## What to work on
This task calls for copying every line of the records that includes the word "Euro".

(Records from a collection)
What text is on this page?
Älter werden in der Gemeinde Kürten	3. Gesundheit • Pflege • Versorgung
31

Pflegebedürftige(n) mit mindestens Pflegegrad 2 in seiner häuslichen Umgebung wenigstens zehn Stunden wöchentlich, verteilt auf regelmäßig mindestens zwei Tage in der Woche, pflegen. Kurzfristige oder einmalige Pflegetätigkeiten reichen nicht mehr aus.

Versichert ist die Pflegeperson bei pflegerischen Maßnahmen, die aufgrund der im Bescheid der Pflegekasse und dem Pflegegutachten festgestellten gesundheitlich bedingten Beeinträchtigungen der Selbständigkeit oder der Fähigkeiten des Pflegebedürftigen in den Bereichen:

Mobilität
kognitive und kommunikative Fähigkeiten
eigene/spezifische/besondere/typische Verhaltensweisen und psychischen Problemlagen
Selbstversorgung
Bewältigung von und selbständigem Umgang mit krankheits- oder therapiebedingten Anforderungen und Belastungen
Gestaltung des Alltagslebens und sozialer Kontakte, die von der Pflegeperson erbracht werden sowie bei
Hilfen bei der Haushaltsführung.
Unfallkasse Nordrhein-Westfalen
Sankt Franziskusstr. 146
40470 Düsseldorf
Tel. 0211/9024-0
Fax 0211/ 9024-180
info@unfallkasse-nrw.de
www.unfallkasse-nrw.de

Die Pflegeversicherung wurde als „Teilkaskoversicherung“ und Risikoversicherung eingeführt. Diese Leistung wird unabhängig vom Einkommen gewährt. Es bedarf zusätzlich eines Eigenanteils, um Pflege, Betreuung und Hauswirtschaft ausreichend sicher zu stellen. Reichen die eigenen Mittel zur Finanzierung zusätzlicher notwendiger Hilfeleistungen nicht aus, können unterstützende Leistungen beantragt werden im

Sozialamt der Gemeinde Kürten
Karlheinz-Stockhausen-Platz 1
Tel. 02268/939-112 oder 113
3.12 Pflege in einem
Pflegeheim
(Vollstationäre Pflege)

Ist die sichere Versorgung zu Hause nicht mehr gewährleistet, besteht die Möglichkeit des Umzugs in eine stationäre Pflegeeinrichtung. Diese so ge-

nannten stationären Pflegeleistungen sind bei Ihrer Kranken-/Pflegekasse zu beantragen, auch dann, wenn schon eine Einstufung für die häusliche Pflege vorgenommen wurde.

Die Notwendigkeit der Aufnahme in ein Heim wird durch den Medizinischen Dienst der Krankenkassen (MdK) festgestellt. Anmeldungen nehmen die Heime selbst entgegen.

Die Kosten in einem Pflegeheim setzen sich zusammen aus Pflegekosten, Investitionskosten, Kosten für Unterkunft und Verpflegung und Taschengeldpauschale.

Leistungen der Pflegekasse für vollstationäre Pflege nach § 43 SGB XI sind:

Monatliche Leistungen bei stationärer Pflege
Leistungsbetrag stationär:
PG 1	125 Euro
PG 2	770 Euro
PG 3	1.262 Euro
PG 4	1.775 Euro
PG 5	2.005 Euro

## Answer below
PG 1	125 Euro
PG 2	770 Euro
PG 3	1.262 Euro
PG 4	1.775 Euro
PG 5	2.005 Euro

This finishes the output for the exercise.